::: Records shown :::
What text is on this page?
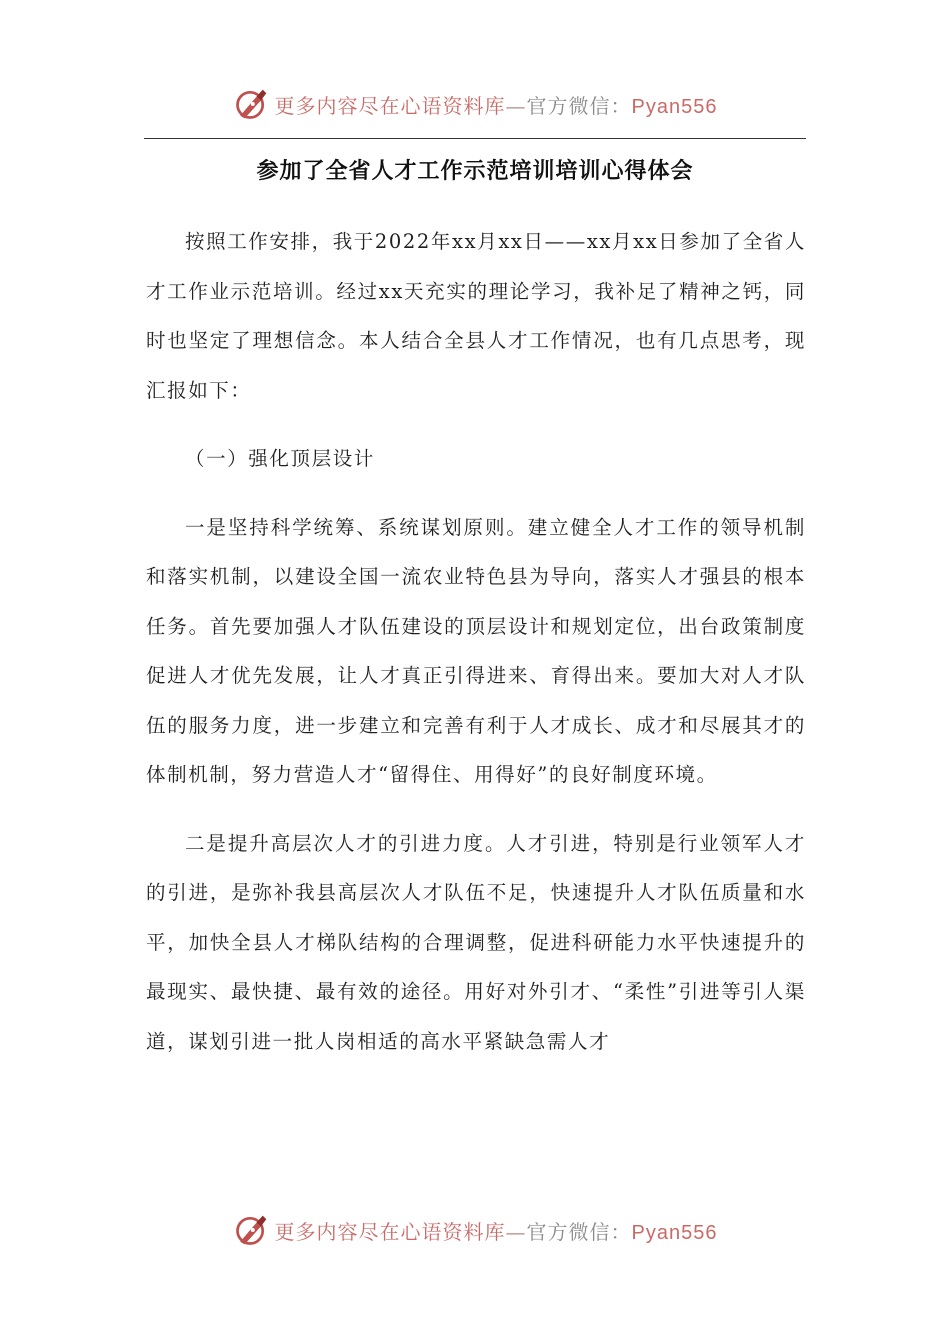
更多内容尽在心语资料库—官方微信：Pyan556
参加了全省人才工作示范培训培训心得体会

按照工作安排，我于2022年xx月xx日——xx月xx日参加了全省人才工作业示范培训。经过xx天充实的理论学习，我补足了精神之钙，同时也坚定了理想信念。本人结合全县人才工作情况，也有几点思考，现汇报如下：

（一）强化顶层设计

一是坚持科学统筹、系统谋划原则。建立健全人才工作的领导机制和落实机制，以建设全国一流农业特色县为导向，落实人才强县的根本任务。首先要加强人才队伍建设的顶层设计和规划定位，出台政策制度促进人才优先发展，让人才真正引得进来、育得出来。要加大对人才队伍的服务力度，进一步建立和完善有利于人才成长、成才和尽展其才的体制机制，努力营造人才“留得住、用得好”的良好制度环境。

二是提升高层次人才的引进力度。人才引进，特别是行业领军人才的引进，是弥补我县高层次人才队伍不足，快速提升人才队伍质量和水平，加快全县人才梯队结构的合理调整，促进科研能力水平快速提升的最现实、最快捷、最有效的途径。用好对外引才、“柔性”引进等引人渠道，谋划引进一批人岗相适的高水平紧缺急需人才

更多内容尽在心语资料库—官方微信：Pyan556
:::
::: Records shown :::
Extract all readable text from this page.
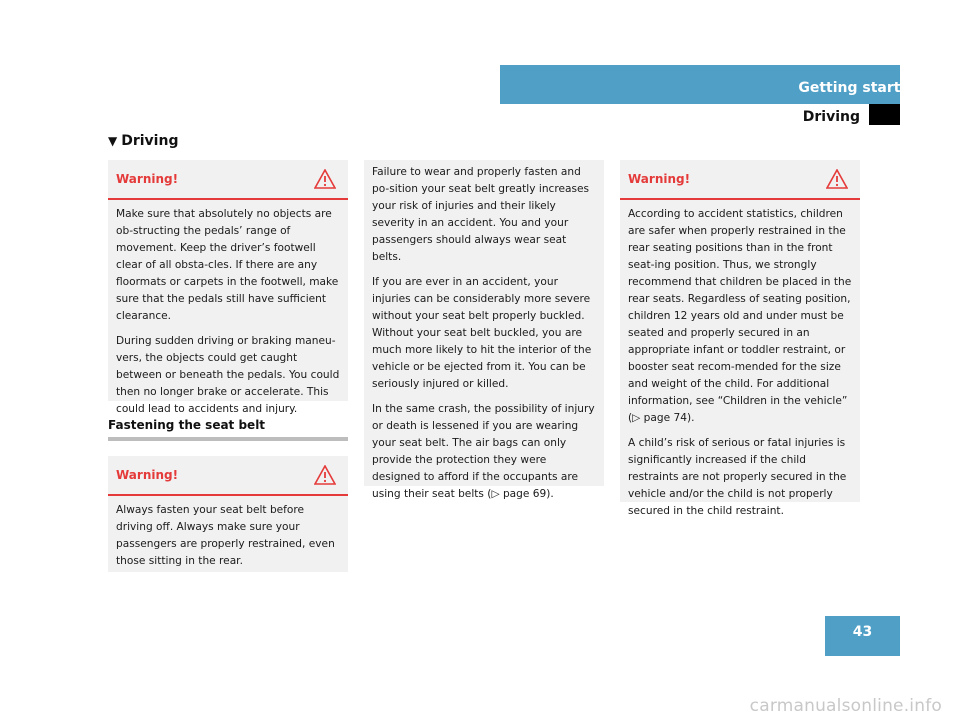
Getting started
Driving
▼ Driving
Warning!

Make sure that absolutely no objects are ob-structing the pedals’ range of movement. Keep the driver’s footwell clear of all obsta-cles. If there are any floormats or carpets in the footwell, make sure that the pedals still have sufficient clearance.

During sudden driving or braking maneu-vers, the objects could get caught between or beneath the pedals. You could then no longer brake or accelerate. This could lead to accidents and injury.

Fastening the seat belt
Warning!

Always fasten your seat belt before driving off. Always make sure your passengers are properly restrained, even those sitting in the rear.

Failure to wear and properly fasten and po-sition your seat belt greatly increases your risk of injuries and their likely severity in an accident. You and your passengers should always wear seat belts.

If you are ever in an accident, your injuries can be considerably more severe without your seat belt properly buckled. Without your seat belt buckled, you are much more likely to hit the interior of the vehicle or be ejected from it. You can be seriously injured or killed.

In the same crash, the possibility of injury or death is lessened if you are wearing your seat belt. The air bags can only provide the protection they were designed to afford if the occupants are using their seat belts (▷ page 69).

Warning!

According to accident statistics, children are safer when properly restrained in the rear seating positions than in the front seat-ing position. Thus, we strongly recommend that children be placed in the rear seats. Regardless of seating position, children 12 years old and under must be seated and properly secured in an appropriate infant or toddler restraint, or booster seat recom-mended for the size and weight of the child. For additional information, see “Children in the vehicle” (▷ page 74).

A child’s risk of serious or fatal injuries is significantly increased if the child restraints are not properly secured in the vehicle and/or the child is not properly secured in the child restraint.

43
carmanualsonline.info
:::
- _Stated problem_
In the records, locate each line holding the string "text" and copy it.

- _Task response_
What text is on this page?
Extract all readable text from this page.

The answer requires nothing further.